Requirements: Can you quote the records below in full, word for word?

Recorded data:
====

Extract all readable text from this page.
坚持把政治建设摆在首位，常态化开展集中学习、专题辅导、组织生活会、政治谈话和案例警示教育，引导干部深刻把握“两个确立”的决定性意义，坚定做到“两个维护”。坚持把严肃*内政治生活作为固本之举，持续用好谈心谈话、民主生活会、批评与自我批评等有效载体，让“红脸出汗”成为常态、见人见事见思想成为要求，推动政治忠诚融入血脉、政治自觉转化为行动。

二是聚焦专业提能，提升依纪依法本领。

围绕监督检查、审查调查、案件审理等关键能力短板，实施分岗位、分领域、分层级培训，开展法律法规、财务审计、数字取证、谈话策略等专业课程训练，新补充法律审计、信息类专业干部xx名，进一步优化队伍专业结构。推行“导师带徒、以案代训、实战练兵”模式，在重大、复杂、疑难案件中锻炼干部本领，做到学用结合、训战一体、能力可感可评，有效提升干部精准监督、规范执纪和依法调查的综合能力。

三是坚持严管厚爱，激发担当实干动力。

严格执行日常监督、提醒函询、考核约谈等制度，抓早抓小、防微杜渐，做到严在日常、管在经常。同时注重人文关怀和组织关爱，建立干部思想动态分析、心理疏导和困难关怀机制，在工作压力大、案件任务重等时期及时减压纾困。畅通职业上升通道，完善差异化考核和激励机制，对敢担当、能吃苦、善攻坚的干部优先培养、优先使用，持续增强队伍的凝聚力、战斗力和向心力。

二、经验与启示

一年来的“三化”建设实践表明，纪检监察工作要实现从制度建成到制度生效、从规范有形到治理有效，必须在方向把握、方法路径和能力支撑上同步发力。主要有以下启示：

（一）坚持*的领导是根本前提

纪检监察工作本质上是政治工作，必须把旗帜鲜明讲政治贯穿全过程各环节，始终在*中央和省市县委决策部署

====

Exercise output:
Extract all readable text from this page.
坚持把政治建设摆在首位，常态化开展集中学习、专题辅导、组织生活会、政治谈话和案例警示教育，引导干部深刻把握“两个确立”的决定性意义，坚定做到“两个维护”。坚持把严肃*内政治生活作为固本之举，持续用好谈心谈话、民主生活会、批评与自我批评等有效载体，让“红脸出汗”成为常态、见人见事见思想成为要求，推动政治忠诚融入血脉、政治自觉转化为行动。

二是聚焦专业提能，提升依纪依法本领。

围绕监督检查、审查调查、案件审理等关键能力短板，实施分岗位、分领域、分层级培训，开展法律法规、财务审计、数字取证、谈话策略等专业课程训练，新补充法律审计、信息类专业干部xx名，进一步优化队伍专业结构。推行“导师带徒、以案代训、实战练兵”模式，在重大、复杂、疑难案件中锻炼干部本领，做到学用结合、训战一体、能力可感可评，有效提升干部精准监督、规范执纪和依法调查的综合能力。

三是坚持严管厚爱，激发担当实干动力。

严格执行日常监督、提醒函询、考核约谈等制度，抓早抓小、防微杜渐，做到严在日常、管在经常。同时注重人文关怀和组织关爱，建立干部思想动态分析、心理疏导和困难关怀机制，在工作压力大、案件任务重等时期及时减压纾困。畅通职业上升通道，完善差异化考核和激励机制，对敢担当、能吃苦、善攻坚的干部优先培养、优先使用，持续增强队伍的凝聚力、战斗力和向心力。

二、经验与启示

一年来的“三化”建设实践表明，纪检监察工作要实现从制度建成到制度生效、从规范有形到治理有效，必须在方向把握、方法路径和能力支撑上同步发力。主要有以下启示：

（一）坚持*的领导是根本前提

纪检监察工作本质上是政治工作，必须把旗帜鲜明讲政治贯穿全过程各环节，始终在*中央和省市县委决策部署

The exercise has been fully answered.